Exercise: Repeat the records below exactly, leaving out any pictures.

Stored data:
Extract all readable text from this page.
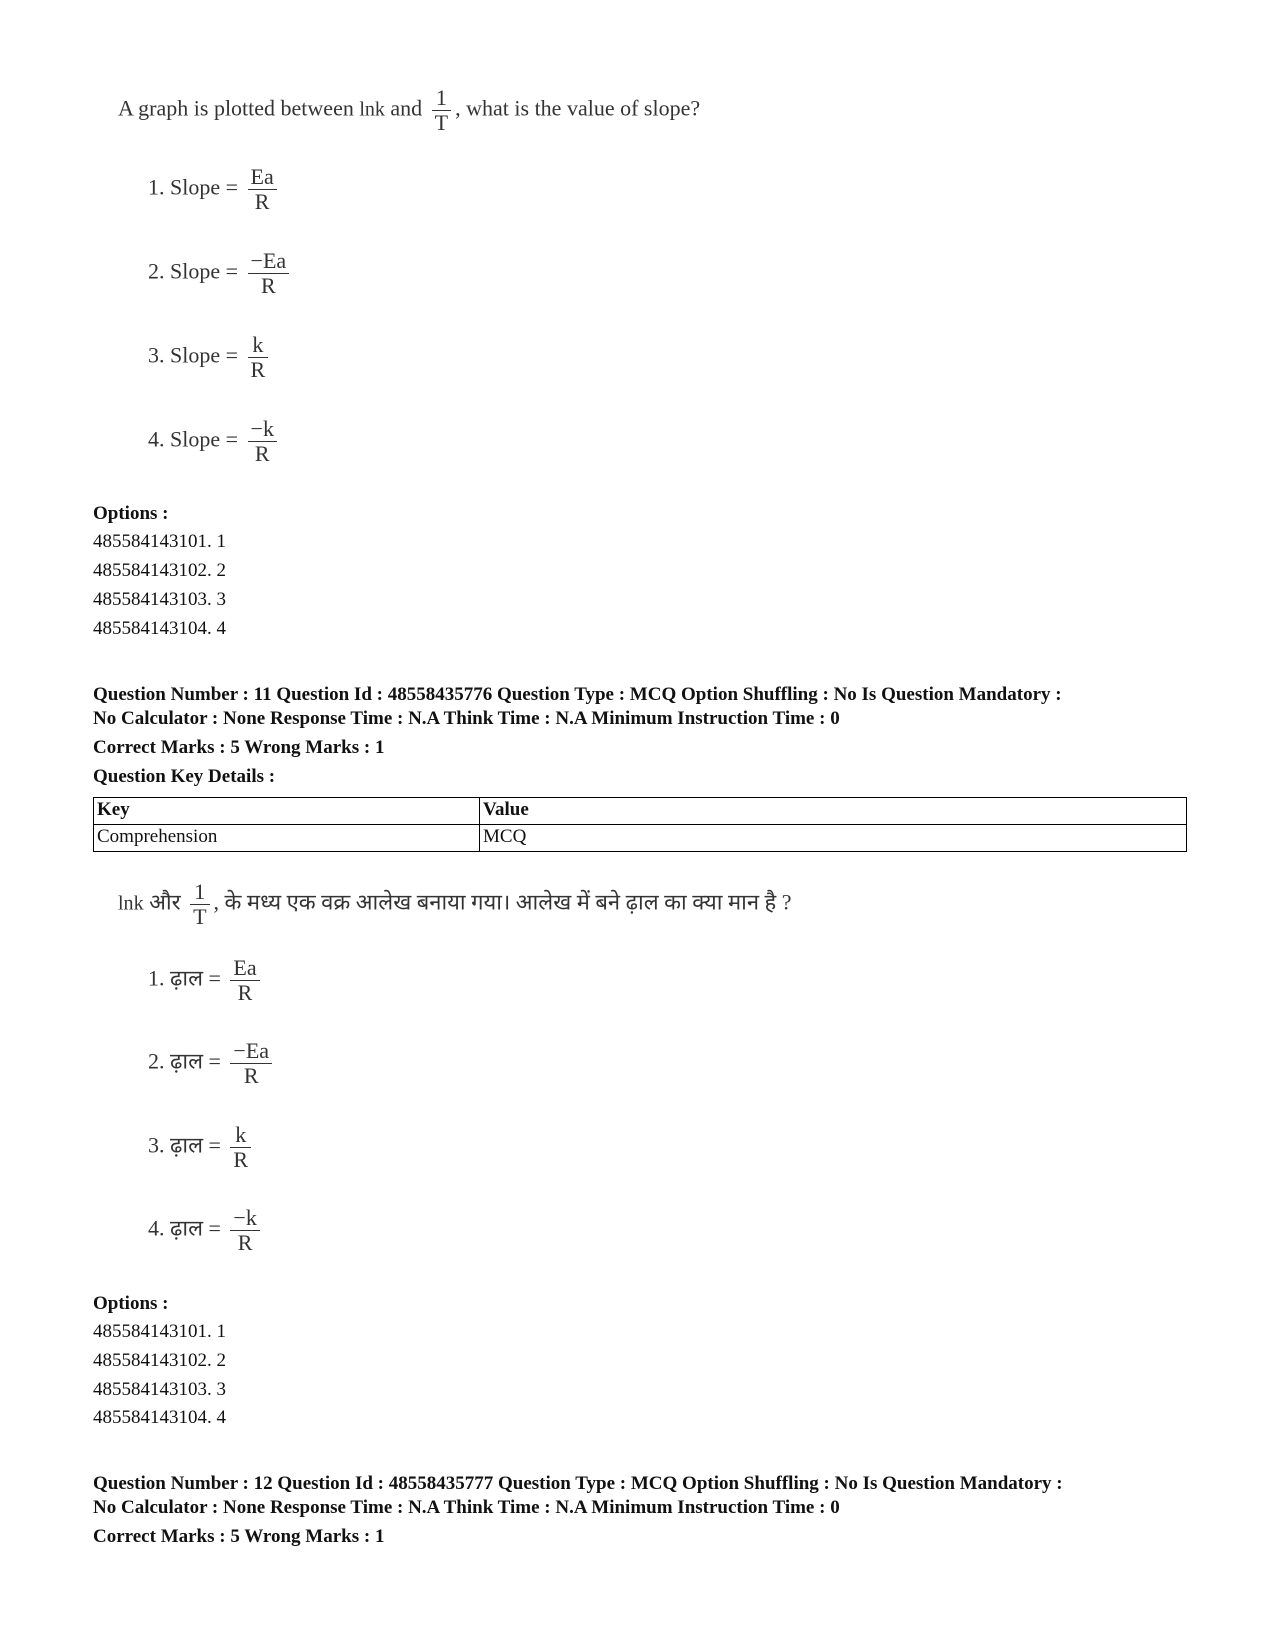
A graph is plotted between lnk and $\frac{1}{T}$ , what is the value of slope?
1. Slope = $\frac{Ea}{R}$
2. Slope = $\frac{-Ea}{R}$
3. Slope = $\frac{k}{R}$
4. Slope = $\frac{-k}{R}$
Options :
485584143101. 1
485584143102. 2
485584143103. 3
485584143104. 4
Question Number : 11 Question Id : 48558435776 Question Type : MCQ Option Shuffling : No Is Question Mandatory :
No Calculator : None Response Time : N.A Think Time : N.A Minimum Instruction Time : 0
Correct Marks : 5 Wrong Marks : 1
Question Key Details :
Key	Value
Comprehension	MCQ
lnk और $\frac{1}{T}$ , के मध्य एक वक्र आलेख बनाया गया। आलेख में बने ढ़ाल का क्या मान है ?
1. ढ़ाल = $\frac{Ea}{R}$
2. ढ़ाल = $\frac{-Ea}{R}$
3. ढ़ाल = $\frac{k}{R}$
4. ढ़ाल = $\frac{-k}{R}$
Options :
485584143101. 1
485584143102. 2
485584143103. 3
485584143104. 4
Question Number : 12 Question Id : 48558435777 Question Type : MCQ Option Shuffling : No Is Question Mandatory :
No Calculator : None Response Time : N.A Think Time : N.A Minimum Instruction Time : 0
Correct Marks : 5 Wrong Marks : 1
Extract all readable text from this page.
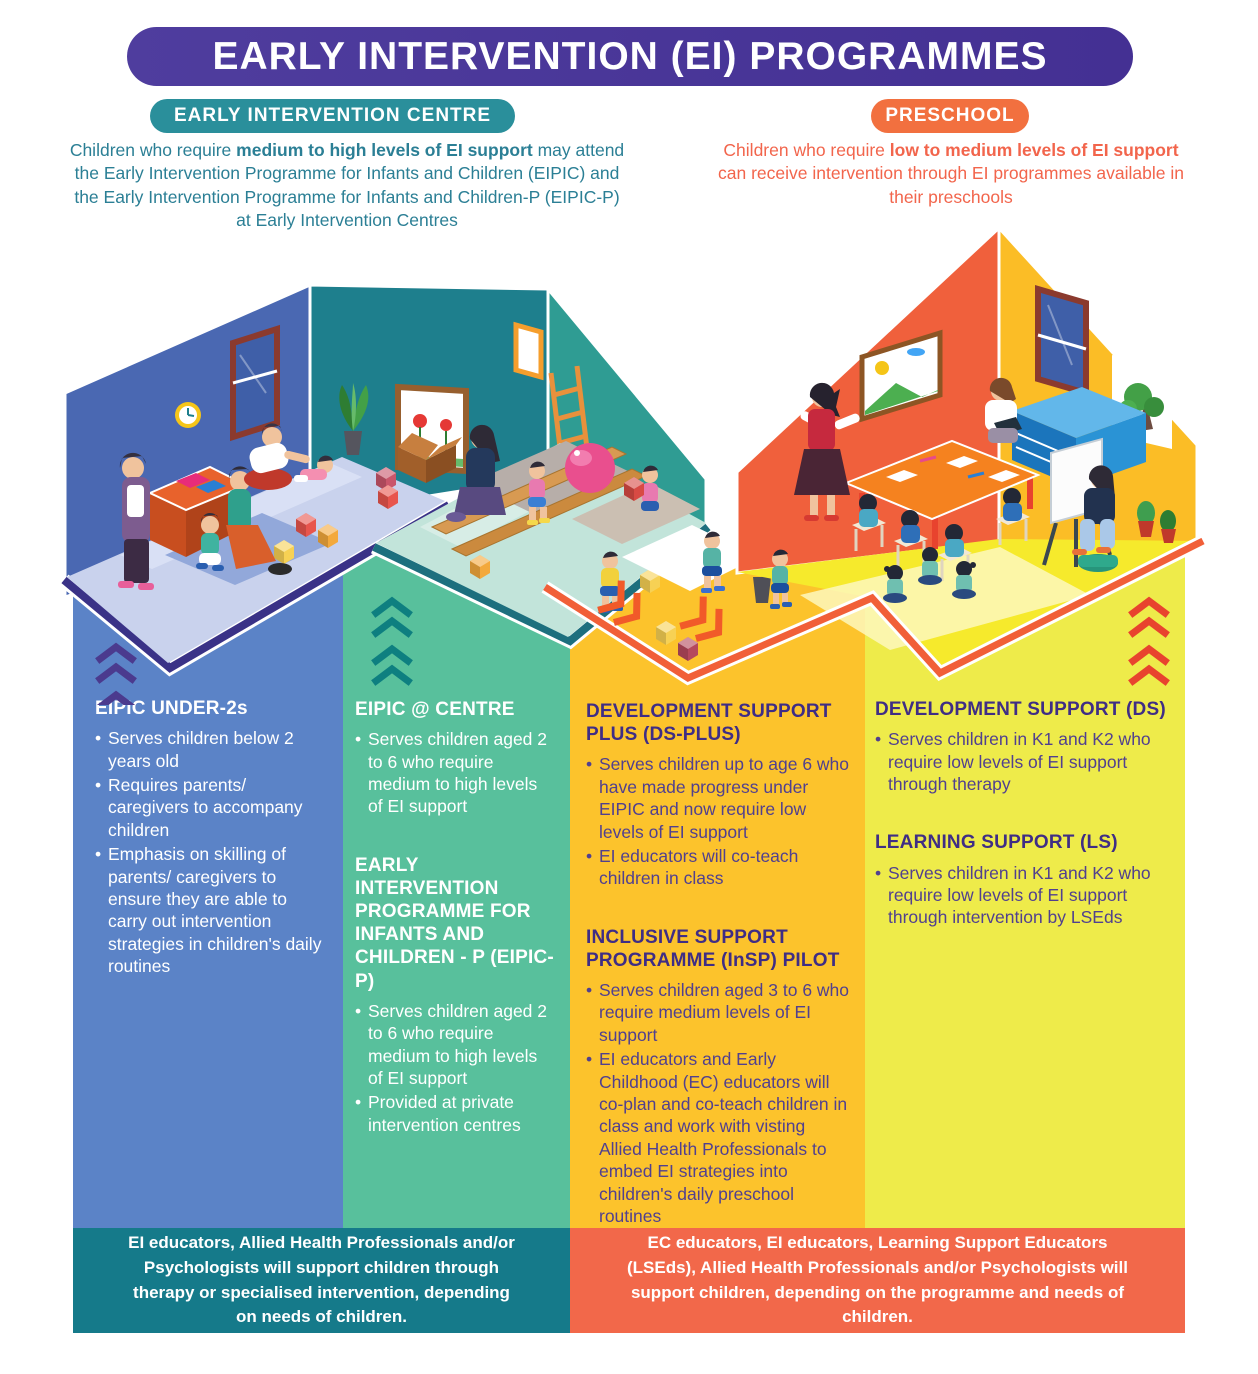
EARLY INTERVENTION (EI) PROGRAMMES
EARLY INTERVENTION CENTRE	PRESCHOOL
Children who require medium to high levels of EI support may attend the Early Intervention Programme for Infants and Children (EIPIC) and the Early Intervention Programme for Infants and Children-P (EIPIC-P) at Early Intervention Centres
Children who require low to medium levels of EI support can receive intervention through EI programmes available in their preschools
EIPIC UNDER-2s
• Serves children below 2 years old
• Requires parents/ caregivers to accompany children
• Emphasis on skilling of parents/ caregivers to ensure they are able to carry out intervention strategies in children's daily routines
EIPIC @ CENTRE
• Serves children aged 2 to 6 who require medium to high levels of EI support
EARLY INTERVENTION PROGRAMME FOR INFANTS AND CHILDREN - P (EIPIC-P)
• Serves children aged 2 to 6 who require medium to high levels of EI support
• Provided at private intervention centres
DEVELOPMENT SUPPORT PLUS (DS-PLUS)
• Serves children up to age 6 who have made progress under EIPIC and now require low levels of EI support
• EI educators will co-teach children in class
INCLUSIVE SUPPORT PROGRAMME (InSP) PILOT
• Serves children aged 3 to 6 who require medium levels of EI support
• EI educators and Early Childhood (EC) educators will co-plan and co-teach children in class and work with visting Allied Health Professionals to embed EI strategies into children's daily preschool routines
DEVELOPMENT SUPPORT (DS)
• Serves children in K1 and K2 who require low levels of EI support through therapy
LEARNING SUPPORT (LS)
• Serves children in K1 and K2 who require low levels of EI support through intervention by LSEds
EI educators, Allied Health Professionals and/or Psychologists will support children through therapy or specialised intervention, depending on needs of children.
EC educators, EI educators, Learning Support Educators (LSEds), Allied Health Professionals and/or Psychologists will support children, depending on the programme and needs of children.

Output:
Extract all readable text from this page.
A graph is plotted between lnk and $\frac{1}{T}$ , what is the value of slope?
1. Slope = $\frac{Ea}{R}$
2. Slope = $\frac{-Ea}{R}$
3. Slope = $\frac{k}{R}$
4. Slope = $\frac{-k}{R}$
Options :
485584143101. 1
485584143102. 2
485584143103. 3
485584143104. 4
Question Number : 11 Question Id : 48558435776 Question Type : MCQ Option Shuffling : No Is Question Mandatory :
No Calculator : None Response Time : N.A Think Time : N.A Minimum Instruction Time : 0
Correct Marks : 5 Wrong Marks : 1
Question Key Details :
Key	Value
Comprehension	MCQ
lnk और $\frac{1}{T}$ , के मध्य एक वक्र आलेख बनाया गया। आलेख में बने ढ़ाल का क्या मान है ?
1. ढ़ाल = $\frac{Ea}{R}$
2. ढ़ाल = $\frac{-Ea}{R}$
3. ढ़ाल = $\frac{k}{R}$
4. ढ़ाल = $\frac{-k}{R}$
Options :
485584143101. 1
485584143102. 2
485584143103. 3
485584143104. 4
Question Number : 12 Question Id : 48558435777 Question Type : MCQ Option Shuffling : No Is Question Mandatory :
No Calculator : None Response Time : N.A Think Time : N.A Minimum Instruction Time : 0
Correct Marks : 5 Wrong Marks : 1
Extract all readable text from this page.
EARLY INTERVENTION (EI) PROGRAMMES
EARLY INTERVENTION CENTRE	PRESCHOOL
Children who require medium to high levels of EI support may attend the Early Intervention Programme for Infants and Children (EIPIC) and the Early Intervention Programme for Infants and Children-P (EIPIC-P) at Early Intervention Centres
Children who require low to medium levels of EI support can receive intervention through EI programmes available in their preschools
EIPIC UNDER-2s
• Serves children below 2 years old
• Requires parents/ caregivers to accompany children
• Emphasis on skilling of parents/ caregivers to ensure they are able to carry out intervention strategies in children's daily routines
EIPIC @ CENTRE
• Serves children aged 2 to 6 who require medium to high levels of EI support
EARLY INTERVENTION PROGRAMME FOR INFANTS AND CHILDREN - P (EIPIC-P)
• Serves children aged 2 to 6 who require medium to high levels of EI support
• Provided at private intervention centres
DEVELOPMENT SUPPORT PLUS (DS-PLUS)
• Serves children up to age 6 who have made progress under EIPIC and now require low levels of EI support
• EI educators will co-teach children in class
INCLUSIVE SUPPORT PROGRAMME (InSP) PILOT
• Serves children aged 3 to 6 who require medium levels of EI support
• EI educators and Early Childhood (EC) educators will co-plan and co-teach children in class and work with visting Allied Health Professionals to embed EI strategies into children's daily preschool routines
DEVELOPMENT SUPPORT (DS)
• Serves children in K1 and K2 who require low levels of EI support through therapy
LEARNING SUPPORT (LS)
• Serves children in K1 and K2 who require low levels of EI support through intervention by LSEds
EI educators, Allied Health Professionals and/or Psychologists will support children through therapy or specialised intervention, depending on needs of children.
EC educators, EI educators, Learning Support Educators (LSEds), Allied Health Professionals and/or Psychologists will support children, depending on the programme and needs of children.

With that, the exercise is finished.